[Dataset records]

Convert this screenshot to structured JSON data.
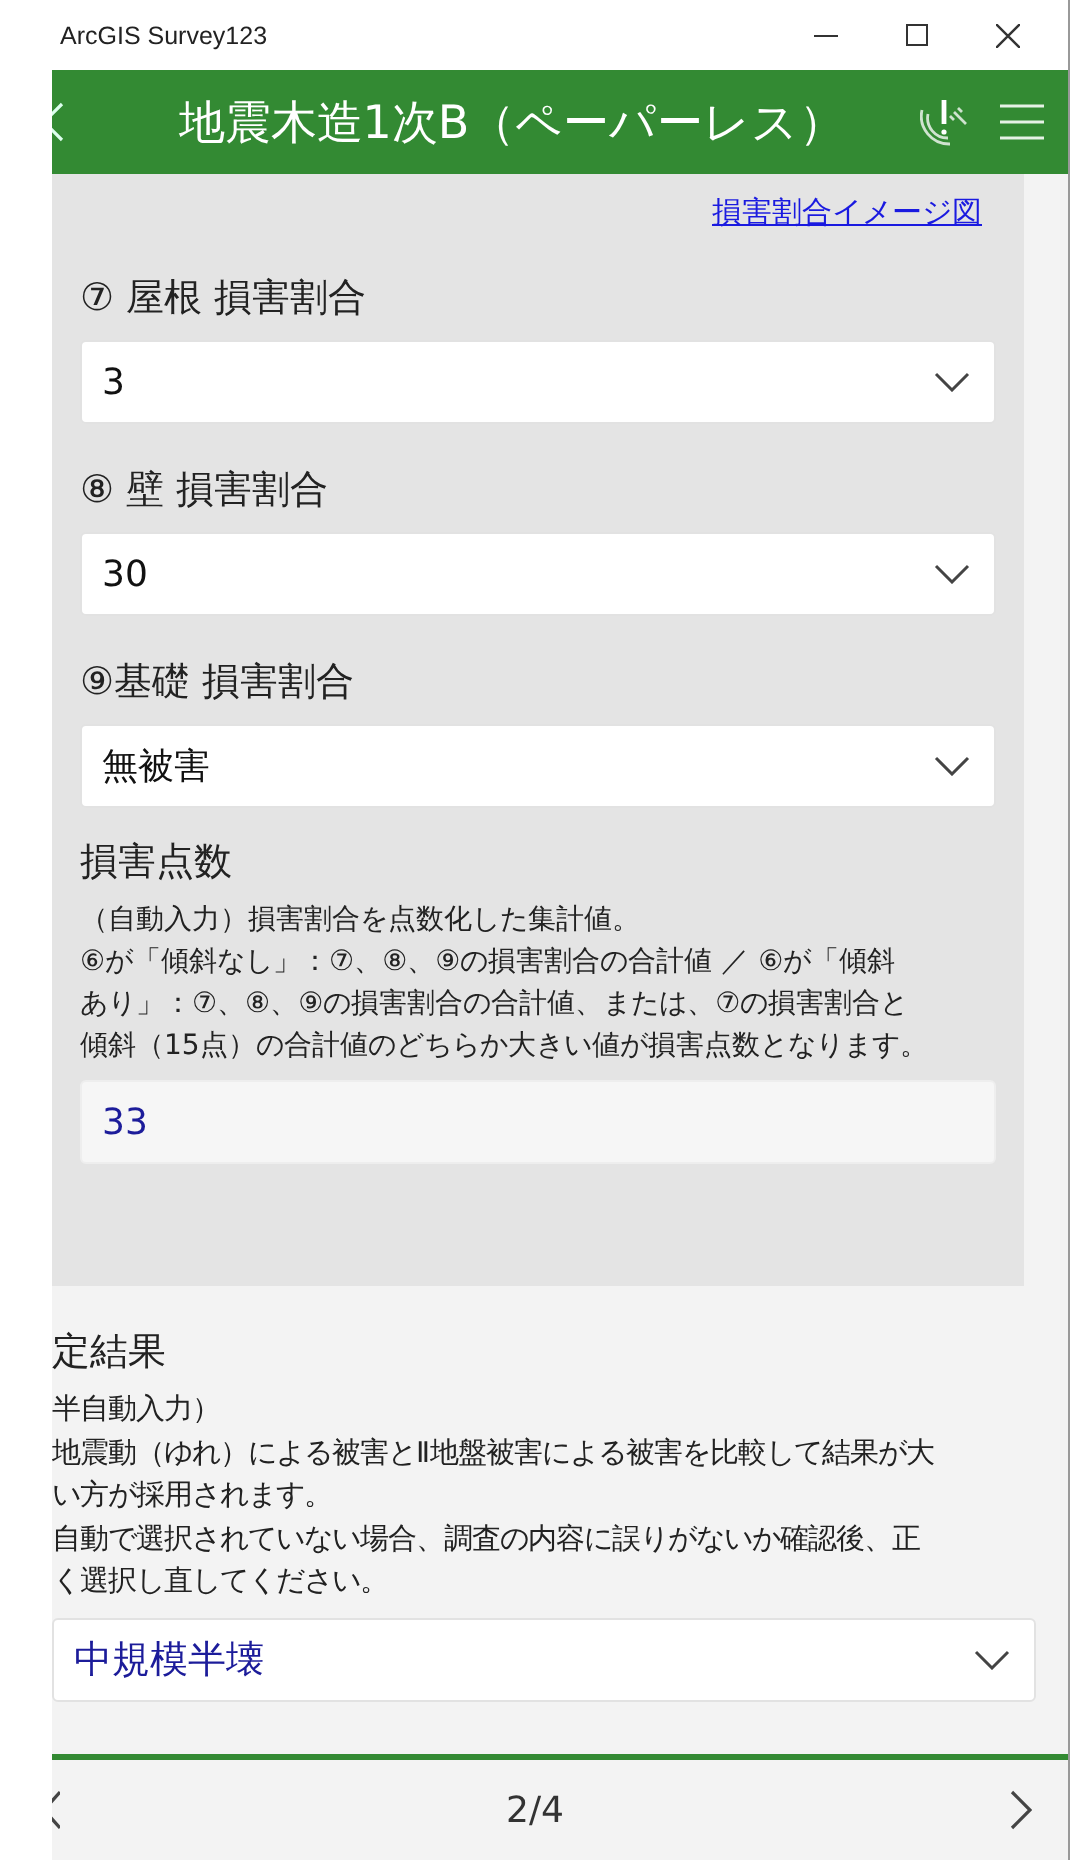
{
  "window": {
    "title": "ArcGIS Survey123"
  },
  "header": {
    "title": "地震木造1次B（ペーパーレス）"
  },
  "card": {
    "link": "損害割合イメージ図",
    "questions": [
      {
        "kind": "select",
        "label": "⑦ 屋根 損害割合",
        "value": "3",
        "calculated": false
      },
      {
        "kind": "select",
        "label": "⑧ 壁 損害割合",
        "value": "30",
        "calculated": false
      },
      {
        "kind": "select",
        "label": "⑨基礎 損害割合",
        "value": "無被害",
        "calculated": false
      },
      {
        "kind": "text",
        "label": "損害点数",
        "hint": [
          "（自動入力）損害割合を点数化した集計値。",
          "⑥が「傾斜なし」：⑦、⑧、⑨の損害割合の合計値 ／ ⑥が「傾斜",
          "あり」：⑦、⑧、⑨の損害割合の合計値、または、⑦の損害割合と",
          "傾斜（15点）の合計値のどちらか大きい値が損害点数となります。"
        ],
        "value": "33",
        "calculated": true
      }
    ]
  },
  "result": {
    "kind": "select",
    "label": "定結果",
    "hint": [
      "半自動入力）",
      "地震動（ゆれ）による被害とⅡ地盤被害による被害を比較して結果が大",
      "い方が採用されます。",
      "自動で選択されていない場合、調査の内容に誤りがないか確認後、正",
      "く選択し直してください。"
    ],
    "value": "中規模半壊",
    "calculated": true
  },
  "footer": {
    "page": "2/4"
  }
}
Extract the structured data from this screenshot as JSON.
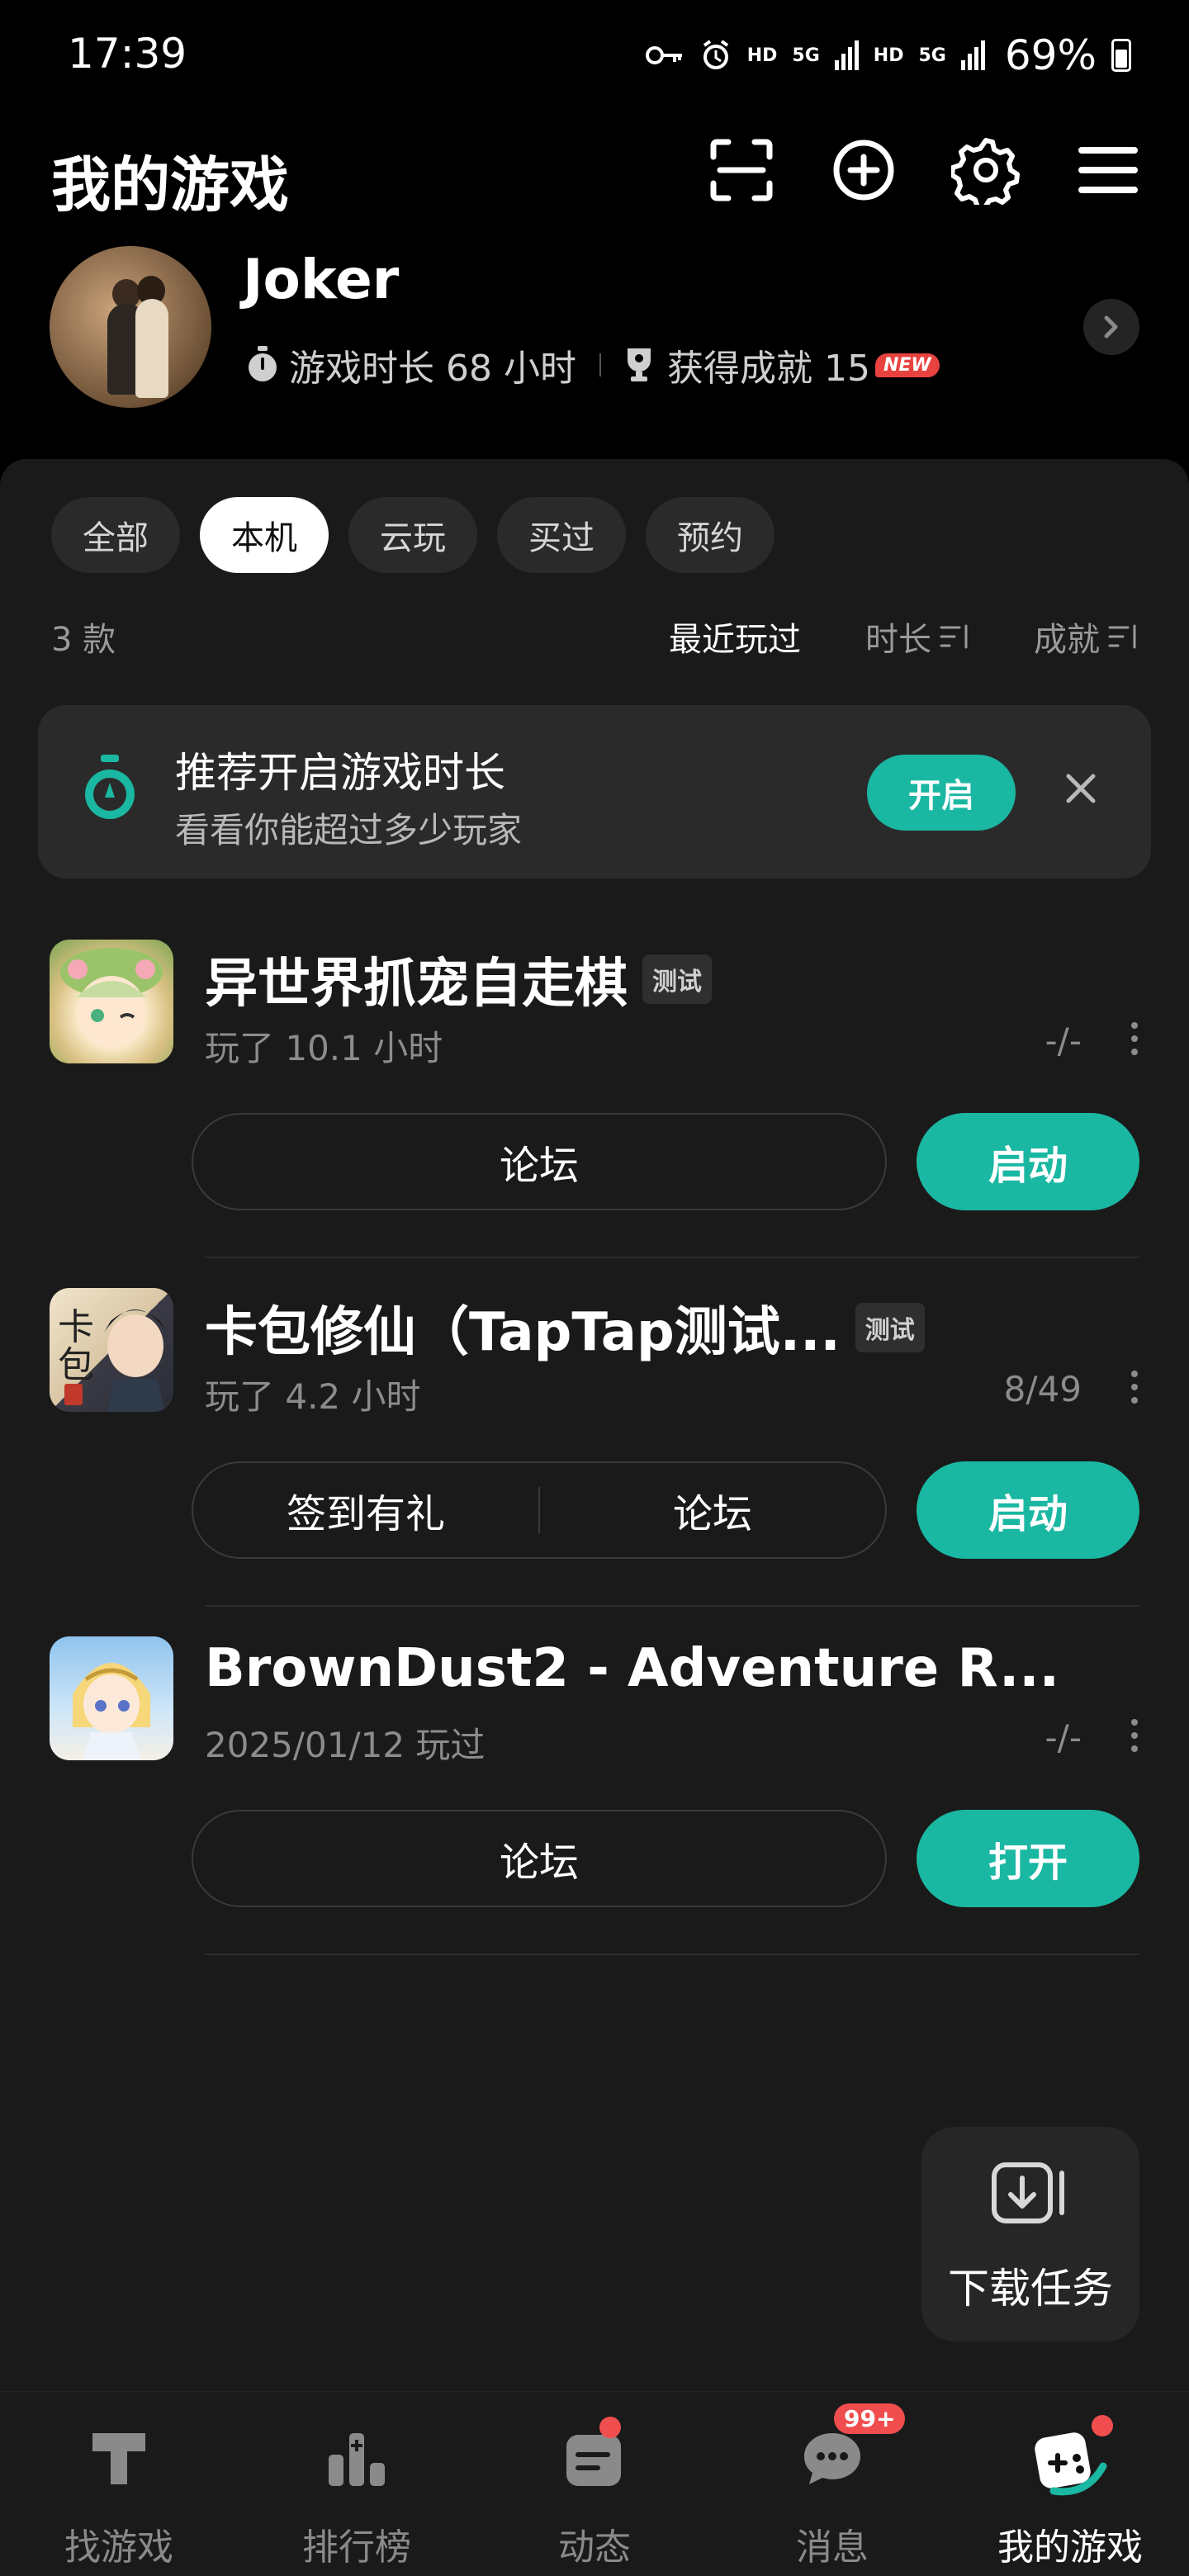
{
  "status_bar": {
    "time": "17:39",
    "hd1": "HD",
    "net1": "5G",
    "hd2": "HD",
    "net2": "5G",
    "battery_pct": "69%"
  },
  "header": {
    "title": "我的游戏",
    "actions": [
      "scan-icon",
      "add-icon",
      "settings-icon",
      "menu-icon"
    ]
  },
  "profile": {
    "name": "Joker",
    "playtime": "游戏时长 68 小时",
    "achievements": "获得成就 15",
    "new_badge": "NEW"
  },
  "filters": {
    "chips": [
      "全部",
      "本机",
      "云玩",
      "买过",
      "预约"
    ],
    "active": "本机",
    "count": "3 款",
    "sorts": [
      "最近玩过",
      "时长",
      "成就"
    ]
  },
  "banner": {
    "title": "推荐开启游戏时长",
    "subtitle": "看看你能超过多少玩家",
    "button": "开启"
  },
  "games": [
    {
      "name": "异世界抓宠自走棋",
      "tag": "测试",
      "meta": "玩了 10.1 小时",
      "stat": "-/-",
      "pill_segments": [
        "论坛"
      ],
      "action": "启动"
    },
    {
      "name": "卡包修仙（TapTap测试...",
      "tag": "测试",
      "meta": "玩了 4.2 小时",
      "stat": "8/49",
      "pill_segments": [
        "签到有礼",
        "论坛"
      ],
      "action": "启动"
    },
    {
      "name": "BrownDust2 - Adventure R...",
      "tag": "",
      "meta": "2025/01/12 玩过",
      "stat": "-/-",
      "pill_segments": [
        "论坛"
      ],
      "action": "打开"
    }
  ],
  "download": {
    "label": "下载任务"
  },
  "tabbar": {
    "tabs": [
      "找游戏",
      "排行榜",
      "动态",
      "消息",
      "我的游戏"
    ],
    "active": "我的游戏",
    "message_badge": "99+"
  },
  "colors": {
    "accent": "#1ab7a2",
    "badge": "#f04e4e",
    "panel": "#1a1a1a"
  }
}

» STATED TASK
Repeat the preceding records precisely, and leave every picture out of the copy.

» RESULT OF THE EXERCISE
Convert this screenshot to structured JSON data.
{
  "window": {
    "title": "ArcGIS Survey123"
  },
  "header": {
    "title": "地震木造1次B（ペーパーレス）"
  },
  "card": {
    "link": "損害割合イメージ図",
    "questions": [
      {
        "kind": "select",
        "label": "⑦ 屋根 損害割合",
        "value": "3",
        "calculated": false
      },
      {
        "kind": "select",
        "label": "⑧ 壁 損害割合",
        "value": "30",
        "calculated": false
      },
      {
        "kind": "select",
        "label": "⑨基礎 損害割合",
        "value": "無被害",
        "calculated": false
      },
      {
        "kind": "text",
        "label": "損害点数",
        "hint": [
          "（自動入力）損害割合を点数化した集計値。",
          "⑥が「傾斜なし」：⑦、⑧、⑨の損害割合の合計値 ／ ⑥が「傾斜",
          "あり」：⑦、⑧、⑨の損害割合の合計値、または、⑦の損害割合と",
          "傾斜（15点）の合計値のどちらか大きい値が損害点数となります。"
        ],
        "value": "33",
        "calculated": true
      }
    ]
  },
  "result": {
    "kind": "select",
    "label": "定結果",
    "hint": [
      "半自動入力）",
      "地震動（ゆれ）による被害とⅡ地盤被害による被害を比較して結果が大",
      "い方が採用されます。",
      "自動で選択されていない場合、調査の内容に誤りがないか確認後、正",
      "く選択し直してください。"
    ],
    "value": "中規模半壊",
    "calculated": true
  },
  "footer": {
    "page": "2/4"
  }
}
Extract the structured data from this screenshot as JSON.
{
  "status_bar": {
    "time": "17:39",
    "hd1": "HD",
    "net1": "5G",
    "hd2": "HD",
    "net2": "5G",
    "battery_pct": "69%"
  },
  "header": {
    "title": "我的游戏",
    "actions": [
      "scan-icon",
      "add-icon",
      "settings-icon",
      "menu-icon"
    ]
  },
  "profile": {
    "name": "Joker",
    "playtime": "游戏时长 68 小时",
    "achievements": "获得成就 15",
    "new_badge": "NEW"
  },
  "filters": {
    "chips": [
      "全部",
      "本机",
      "云玩",
      "买过",
      "预约"
    ],
    "active": "本机",
    "count": "3 款",
    "sorts": [
      "最近玩过",
      "时长",
      "成就"
    ]
  },
  "banner": {
    "title": "推荐开启游戏时长",
    "subtitle": "看看你能超过多少玩家",
    "button": "开启"
  },
  "games": [
    {
      "name": "异世界抓宠自走棋",
      "tag": "测试",
      "meta": "玩了 10.1 小时",
      "stat": "-/-",
      "pill_segments": [
        "论坛"
      ],
      "action": "启动"
    },
    {
      "name": "卡包修仙（TapTap测试...",
      "tag": "测试",
      "meta": "玩了 4.2 小时",
      "stat": "8/49",
      "pill_segments": [
        "签到有礼",
        "论坛"
      ],
      "action": "启动"
    },
    {
      "name": "BrownDust2 - Adventure R...",
      "tag": "",
      "meta": "2025/01/12 玩过",
      "stat": "-/-",
      "pill_segments": [
        "论坛"
      ],
      "action": "打开"
    }
  ],
  "download": {
    "label": "下载任务"
  },
  "tabbar": {
    "tabs": [
      "找游戏",
      "排行榜",
      "动态",
      "消息",
      "我的游戏"
    ],
    "active": "我的游戏",
    "message_badge": "99+"
  },
  "colors": {
    "accent": "#1ab7a2",
    "badge": "#f04e4e",
    "panel": "#1a1a1a"
  }
}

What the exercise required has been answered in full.